======== RECORDS FOR THIS TASK ========
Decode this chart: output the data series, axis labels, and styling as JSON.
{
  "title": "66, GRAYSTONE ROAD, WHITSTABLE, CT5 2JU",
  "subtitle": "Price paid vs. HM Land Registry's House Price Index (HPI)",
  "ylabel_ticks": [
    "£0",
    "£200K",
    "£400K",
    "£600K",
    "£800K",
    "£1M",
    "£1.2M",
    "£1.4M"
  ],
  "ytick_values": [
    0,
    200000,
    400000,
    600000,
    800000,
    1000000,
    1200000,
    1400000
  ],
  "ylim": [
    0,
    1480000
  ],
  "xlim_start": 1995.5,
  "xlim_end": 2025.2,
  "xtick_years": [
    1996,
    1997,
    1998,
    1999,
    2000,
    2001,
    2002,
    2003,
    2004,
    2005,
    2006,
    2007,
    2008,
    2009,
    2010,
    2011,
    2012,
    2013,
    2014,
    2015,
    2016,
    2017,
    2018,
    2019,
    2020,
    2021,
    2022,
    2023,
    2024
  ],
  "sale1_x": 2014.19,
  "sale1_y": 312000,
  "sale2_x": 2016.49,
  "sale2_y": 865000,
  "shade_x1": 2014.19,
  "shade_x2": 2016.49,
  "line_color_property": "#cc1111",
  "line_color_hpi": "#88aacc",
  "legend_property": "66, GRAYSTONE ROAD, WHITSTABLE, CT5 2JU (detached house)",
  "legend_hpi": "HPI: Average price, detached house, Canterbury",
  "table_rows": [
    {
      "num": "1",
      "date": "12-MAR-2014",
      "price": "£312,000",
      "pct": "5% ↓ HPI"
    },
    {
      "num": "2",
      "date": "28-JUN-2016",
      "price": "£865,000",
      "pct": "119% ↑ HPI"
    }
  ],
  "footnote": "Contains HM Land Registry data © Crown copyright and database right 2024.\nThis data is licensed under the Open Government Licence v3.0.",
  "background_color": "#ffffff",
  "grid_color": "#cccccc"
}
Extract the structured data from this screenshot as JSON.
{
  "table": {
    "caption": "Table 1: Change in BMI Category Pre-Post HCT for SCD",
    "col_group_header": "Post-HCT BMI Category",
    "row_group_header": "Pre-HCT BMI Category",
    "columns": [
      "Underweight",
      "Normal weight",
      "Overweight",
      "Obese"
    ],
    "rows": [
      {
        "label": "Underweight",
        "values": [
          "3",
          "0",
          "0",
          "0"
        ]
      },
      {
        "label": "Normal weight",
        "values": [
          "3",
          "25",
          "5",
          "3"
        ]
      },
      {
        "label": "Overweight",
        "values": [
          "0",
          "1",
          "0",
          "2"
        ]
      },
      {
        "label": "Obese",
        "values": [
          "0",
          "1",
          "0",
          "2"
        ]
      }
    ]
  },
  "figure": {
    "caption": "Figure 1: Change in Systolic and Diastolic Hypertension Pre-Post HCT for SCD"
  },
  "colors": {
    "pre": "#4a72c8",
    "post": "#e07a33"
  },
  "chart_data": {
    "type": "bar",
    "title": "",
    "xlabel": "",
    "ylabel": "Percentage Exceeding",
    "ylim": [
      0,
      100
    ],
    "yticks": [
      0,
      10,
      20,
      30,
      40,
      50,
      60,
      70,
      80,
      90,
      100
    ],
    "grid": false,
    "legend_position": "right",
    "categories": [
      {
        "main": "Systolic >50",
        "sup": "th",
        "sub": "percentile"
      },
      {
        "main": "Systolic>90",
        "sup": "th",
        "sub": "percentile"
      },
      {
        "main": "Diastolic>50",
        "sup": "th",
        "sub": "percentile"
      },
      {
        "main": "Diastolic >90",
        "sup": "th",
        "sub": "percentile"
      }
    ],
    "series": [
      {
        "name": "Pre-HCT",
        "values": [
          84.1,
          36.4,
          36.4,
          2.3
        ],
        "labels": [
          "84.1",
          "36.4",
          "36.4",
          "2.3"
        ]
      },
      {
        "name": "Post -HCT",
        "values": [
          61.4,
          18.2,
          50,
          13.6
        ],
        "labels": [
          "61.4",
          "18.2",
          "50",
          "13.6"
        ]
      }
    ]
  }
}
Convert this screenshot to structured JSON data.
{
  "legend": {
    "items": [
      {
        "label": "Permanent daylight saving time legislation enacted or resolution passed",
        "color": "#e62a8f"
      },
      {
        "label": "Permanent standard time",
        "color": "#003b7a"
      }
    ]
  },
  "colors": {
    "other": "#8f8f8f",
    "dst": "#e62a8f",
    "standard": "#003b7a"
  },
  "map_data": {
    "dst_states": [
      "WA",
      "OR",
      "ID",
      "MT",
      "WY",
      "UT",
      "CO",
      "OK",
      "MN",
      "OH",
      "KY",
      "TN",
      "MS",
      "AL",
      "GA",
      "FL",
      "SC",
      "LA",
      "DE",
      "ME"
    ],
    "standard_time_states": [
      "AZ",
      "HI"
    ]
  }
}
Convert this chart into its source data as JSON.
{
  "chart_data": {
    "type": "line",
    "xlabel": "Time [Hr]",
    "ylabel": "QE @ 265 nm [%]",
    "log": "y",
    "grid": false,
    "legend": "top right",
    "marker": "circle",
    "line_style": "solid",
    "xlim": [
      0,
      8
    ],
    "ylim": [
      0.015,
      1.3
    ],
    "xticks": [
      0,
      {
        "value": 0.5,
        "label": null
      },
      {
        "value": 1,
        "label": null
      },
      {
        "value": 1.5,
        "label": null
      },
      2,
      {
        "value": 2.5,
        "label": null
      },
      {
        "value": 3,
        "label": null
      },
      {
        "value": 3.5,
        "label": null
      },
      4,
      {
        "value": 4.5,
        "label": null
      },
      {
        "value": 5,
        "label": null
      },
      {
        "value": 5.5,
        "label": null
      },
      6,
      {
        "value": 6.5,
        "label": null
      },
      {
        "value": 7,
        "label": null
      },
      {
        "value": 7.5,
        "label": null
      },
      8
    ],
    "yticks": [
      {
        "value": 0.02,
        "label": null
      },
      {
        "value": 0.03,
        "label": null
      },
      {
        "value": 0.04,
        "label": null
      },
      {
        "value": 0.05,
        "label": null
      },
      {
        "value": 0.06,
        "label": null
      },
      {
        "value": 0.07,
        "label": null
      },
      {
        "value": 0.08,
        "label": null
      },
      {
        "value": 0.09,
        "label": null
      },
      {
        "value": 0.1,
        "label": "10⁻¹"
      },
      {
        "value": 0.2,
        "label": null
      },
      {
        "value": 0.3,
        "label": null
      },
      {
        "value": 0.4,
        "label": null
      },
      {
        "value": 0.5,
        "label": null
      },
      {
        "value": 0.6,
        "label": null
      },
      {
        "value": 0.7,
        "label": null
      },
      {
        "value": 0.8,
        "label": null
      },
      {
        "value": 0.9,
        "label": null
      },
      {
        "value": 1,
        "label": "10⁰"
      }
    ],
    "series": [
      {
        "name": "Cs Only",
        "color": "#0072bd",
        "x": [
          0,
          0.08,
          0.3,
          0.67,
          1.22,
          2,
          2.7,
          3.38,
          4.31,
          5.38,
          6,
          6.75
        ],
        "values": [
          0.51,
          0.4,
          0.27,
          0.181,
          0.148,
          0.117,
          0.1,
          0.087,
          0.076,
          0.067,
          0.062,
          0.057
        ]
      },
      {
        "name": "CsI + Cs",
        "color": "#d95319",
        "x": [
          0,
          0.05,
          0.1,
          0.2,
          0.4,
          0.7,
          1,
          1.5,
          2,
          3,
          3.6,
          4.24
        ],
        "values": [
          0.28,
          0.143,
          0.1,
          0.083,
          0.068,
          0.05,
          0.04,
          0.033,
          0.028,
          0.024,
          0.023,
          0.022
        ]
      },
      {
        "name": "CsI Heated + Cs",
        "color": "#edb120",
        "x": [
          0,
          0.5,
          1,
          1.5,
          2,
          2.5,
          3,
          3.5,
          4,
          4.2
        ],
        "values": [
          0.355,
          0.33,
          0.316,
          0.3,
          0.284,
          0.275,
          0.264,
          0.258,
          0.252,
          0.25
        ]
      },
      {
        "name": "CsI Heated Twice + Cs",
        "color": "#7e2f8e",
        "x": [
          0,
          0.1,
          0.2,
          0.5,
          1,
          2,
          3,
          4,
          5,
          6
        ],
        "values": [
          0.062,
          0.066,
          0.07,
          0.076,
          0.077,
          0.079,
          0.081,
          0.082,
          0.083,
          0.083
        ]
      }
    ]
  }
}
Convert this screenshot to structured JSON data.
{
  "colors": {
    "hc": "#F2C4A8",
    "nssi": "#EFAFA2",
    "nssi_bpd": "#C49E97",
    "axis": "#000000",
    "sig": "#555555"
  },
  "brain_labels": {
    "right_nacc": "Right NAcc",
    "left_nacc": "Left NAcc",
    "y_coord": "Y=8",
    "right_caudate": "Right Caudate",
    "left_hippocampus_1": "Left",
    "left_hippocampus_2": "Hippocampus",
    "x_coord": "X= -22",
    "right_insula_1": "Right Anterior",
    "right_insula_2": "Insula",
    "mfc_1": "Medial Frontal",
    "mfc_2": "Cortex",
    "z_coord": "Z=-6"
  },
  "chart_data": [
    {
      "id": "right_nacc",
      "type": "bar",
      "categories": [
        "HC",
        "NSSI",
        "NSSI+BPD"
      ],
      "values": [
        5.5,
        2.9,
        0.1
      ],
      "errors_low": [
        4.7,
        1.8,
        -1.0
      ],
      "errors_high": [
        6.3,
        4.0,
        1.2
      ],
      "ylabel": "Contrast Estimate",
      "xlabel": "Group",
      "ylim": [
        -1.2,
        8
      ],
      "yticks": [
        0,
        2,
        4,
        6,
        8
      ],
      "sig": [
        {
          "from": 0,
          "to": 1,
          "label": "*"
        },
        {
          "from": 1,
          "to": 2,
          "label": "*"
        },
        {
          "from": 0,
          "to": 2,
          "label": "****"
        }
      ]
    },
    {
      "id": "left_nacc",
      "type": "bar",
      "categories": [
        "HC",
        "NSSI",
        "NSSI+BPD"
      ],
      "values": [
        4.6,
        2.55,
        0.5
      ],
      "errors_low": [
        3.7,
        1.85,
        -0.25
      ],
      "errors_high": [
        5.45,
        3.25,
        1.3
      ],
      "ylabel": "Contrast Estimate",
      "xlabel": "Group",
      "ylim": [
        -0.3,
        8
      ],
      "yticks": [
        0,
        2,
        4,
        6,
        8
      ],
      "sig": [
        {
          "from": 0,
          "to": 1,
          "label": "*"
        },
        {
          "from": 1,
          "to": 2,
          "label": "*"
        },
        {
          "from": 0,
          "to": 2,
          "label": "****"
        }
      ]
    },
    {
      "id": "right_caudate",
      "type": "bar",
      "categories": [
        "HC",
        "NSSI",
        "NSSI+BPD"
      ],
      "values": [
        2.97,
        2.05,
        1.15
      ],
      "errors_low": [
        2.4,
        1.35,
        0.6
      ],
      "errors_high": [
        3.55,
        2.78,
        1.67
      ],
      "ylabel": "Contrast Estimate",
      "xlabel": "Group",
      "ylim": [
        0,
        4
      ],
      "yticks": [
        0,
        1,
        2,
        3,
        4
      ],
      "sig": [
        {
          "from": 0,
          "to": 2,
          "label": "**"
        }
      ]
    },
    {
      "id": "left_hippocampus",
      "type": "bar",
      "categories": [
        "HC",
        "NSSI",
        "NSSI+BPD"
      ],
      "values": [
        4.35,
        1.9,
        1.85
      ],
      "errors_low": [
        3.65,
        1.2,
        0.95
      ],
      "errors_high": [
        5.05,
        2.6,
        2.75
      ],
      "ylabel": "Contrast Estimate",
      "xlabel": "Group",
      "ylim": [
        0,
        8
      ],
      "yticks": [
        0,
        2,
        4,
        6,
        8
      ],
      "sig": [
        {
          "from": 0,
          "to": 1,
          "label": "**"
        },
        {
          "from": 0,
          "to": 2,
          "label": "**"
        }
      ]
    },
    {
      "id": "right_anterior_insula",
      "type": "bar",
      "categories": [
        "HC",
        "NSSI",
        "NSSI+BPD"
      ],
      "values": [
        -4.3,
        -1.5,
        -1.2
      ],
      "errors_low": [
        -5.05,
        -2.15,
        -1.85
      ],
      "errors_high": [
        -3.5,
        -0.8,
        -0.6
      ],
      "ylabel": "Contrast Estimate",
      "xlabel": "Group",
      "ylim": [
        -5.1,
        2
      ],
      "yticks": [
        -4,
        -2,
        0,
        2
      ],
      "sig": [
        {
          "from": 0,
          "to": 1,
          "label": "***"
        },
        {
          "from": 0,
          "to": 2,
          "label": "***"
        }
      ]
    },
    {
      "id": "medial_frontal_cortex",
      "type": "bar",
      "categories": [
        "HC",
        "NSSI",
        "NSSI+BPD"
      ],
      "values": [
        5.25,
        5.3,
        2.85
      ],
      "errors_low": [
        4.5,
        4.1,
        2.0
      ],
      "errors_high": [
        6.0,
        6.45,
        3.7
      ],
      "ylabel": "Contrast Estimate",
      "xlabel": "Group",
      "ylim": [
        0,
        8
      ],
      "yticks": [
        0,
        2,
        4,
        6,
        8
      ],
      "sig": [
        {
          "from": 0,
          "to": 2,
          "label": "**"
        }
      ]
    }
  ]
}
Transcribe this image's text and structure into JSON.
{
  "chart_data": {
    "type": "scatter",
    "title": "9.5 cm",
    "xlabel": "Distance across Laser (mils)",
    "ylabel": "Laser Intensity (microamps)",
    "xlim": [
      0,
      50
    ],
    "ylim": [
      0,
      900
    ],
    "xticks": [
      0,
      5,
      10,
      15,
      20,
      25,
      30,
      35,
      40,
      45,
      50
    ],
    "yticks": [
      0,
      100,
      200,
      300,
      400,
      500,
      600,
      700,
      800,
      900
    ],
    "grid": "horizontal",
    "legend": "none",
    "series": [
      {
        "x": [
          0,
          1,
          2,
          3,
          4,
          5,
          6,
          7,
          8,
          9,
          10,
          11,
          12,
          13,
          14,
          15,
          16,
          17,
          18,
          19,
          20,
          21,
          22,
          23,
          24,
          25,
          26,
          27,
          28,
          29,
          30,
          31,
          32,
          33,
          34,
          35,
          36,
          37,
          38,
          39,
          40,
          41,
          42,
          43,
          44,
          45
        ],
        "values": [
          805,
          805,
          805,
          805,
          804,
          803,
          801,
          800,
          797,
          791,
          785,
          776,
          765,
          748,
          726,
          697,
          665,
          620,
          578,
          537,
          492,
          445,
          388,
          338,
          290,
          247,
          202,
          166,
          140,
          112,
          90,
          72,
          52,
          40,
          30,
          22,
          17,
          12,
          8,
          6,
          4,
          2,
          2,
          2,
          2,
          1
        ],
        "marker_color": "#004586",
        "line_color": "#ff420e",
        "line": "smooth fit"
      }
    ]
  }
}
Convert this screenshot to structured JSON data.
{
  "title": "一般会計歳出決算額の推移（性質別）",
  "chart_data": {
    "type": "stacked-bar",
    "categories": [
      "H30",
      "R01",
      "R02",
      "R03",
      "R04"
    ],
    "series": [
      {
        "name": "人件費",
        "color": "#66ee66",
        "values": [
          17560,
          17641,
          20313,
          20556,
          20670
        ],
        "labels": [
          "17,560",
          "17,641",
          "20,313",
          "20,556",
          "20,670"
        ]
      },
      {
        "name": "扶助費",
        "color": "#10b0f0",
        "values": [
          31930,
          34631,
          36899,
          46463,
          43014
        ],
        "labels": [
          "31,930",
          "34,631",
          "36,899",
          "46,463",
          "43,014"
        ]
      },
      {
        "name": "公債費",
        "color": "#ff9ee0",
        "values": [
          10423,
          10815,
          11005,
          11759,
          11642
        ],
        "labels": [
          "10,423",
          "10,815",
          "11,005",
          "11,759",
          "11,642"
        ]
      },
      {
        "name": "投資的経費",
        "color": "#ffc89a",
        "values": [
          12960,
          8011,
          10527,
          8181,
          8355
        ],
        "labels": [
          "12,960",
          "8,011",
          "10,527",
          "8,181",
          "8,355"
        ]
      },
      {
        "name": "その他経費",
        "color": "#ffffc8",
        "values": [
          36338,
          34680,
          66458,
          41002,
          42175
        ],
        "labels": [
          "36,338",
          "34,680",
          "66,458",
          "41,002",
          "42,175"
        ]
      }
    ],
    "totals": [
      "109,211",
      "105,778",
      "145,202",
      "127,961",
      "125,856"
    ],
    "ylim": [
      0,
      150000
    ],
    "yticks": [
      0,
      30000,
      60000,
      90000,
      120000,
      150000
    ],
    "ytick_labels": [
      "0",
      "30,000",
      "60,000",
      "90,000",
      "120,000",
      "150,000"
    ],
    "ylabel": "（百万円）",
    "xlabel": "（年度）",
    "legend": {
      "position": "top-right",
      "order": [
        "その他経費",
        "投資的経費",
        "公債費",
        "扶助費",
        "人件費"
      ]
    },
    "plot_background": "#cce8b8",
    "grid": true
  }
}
========
_AIM OF THE TASK_
Extract each line from the listing that holds the word "GRAYSTONE".

_THE RESPONSE_
  "title": "66, GRAYSTONE ROAD, WHITSTABLE, CT5 2JU",
  "legend_property": "66, GRAYSTONE ROAD, WHITSTABLE, CT5 2JU (detached house)",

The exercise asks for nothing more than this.